***** Supplied records
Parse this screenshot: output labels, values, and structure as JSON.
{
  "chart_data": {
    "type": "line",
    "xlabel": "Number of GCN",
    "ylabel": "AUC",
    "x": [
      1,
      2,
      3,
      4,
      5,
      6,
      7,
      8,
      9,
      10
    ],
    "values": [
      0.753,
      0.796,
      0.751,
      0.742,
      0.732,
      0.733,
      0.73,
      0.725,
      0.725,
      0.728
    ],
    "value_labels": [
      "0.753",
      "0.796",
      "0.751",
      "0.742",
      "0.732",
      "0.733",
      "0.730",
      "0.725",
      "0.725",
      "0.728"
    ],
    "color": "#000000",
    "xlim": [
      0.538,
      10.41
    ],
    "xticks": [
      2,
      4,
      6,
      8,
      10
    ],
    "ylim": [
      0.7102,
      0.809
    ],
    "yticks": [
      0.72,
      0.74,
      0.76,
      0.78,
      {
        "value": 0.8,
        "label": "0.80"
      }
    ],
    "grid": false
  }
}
**********
• [Task to complete]
Only the count is wanted: report how many lines of the material above hold the word "values".

• [Completed task]
2